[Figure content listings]
+++

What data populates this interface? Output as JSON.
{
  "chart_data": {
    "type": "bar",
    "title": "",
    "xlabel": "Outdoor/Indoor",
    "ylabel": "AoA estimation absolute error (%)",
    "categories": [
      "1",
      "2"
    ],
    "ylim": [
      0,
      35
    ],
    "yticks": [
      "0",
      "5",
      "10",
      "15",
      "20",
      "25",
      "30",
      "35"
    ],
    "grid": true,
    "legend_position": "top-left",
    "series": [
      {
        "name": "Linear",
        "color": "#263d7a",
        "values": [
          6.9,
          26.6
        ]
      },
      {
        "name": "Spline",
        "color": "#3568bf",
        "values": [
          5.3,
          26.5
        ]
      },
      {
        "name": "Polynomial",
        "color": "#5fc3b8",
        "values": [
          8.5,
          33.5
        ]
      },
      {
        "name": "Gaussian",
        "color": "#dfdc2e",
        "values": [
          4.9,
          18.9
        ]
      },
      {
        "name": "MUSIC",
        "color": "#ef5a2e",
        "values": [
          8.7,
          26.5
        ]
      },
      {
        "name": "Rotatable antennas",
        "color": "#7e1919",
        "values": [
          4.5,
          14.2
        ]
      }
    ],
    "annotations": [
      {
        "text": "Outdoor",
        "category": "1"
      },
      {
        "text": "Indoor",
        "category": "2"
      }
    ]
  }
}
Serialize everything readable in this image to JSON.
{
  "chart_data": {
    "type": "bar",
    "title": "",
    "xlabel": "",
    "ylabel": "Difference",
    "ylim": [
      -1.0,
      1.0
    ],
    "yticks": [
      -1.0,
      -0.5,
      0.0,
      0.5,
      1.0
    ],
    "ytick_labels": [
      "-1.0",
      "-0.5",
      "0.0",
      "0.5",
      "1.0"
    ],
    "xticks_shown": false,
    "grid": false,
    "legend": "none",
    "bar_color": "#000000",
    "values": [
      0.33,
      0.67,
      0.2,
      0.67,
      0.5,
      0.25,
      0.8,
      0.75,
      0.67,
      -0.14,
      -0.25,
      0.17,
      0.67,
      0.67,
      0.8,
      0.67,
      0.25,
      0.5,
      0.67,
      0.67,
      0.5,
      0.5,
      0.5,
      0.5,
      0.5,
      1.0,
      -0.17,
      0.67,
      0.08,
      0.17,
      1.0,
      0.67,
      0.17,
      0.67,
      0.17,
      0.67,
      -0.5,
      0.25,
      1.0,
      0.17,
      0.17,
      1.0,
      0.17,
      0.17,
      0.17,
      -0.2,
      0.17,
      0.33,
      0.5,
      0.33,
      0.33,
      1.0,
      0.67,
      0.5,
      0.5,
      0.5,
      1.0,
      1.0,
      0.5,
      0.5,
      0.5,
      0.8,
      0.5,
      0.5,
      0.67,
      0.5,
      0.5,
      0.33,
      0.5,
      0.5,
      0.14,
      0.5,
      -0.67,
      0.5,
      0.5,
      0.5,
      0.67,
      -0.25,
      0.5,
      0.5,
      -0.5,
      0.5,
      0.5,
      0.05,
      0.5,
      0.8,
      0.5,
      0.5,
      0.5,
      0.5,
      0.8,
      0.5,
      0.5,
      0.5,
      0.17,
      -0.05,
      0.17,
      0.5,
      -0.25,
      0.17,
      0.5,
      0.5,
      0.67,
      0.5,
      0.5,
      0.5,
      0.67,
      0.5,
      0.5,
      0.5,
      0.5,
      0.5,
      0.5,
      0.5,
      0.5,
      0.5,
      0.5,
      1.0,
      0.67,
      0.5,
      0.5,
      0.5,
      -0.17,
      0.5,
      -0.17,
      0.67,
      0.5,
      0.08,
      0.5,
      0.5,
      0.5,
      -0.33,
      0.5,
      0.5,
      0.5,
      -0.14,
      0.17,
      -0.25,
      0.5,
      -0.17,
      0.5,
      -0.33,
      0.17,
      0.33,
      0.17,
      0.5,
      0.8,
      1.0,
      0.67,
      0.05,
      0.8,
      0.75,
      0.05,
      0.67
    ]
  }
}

+++

[Problem statement]
Copy each line from the data above that includes "ylabel".

[Result of this exercise]
    "ylabel": "AoA estimation absolute error (%)",
    "ylabel": "Difference",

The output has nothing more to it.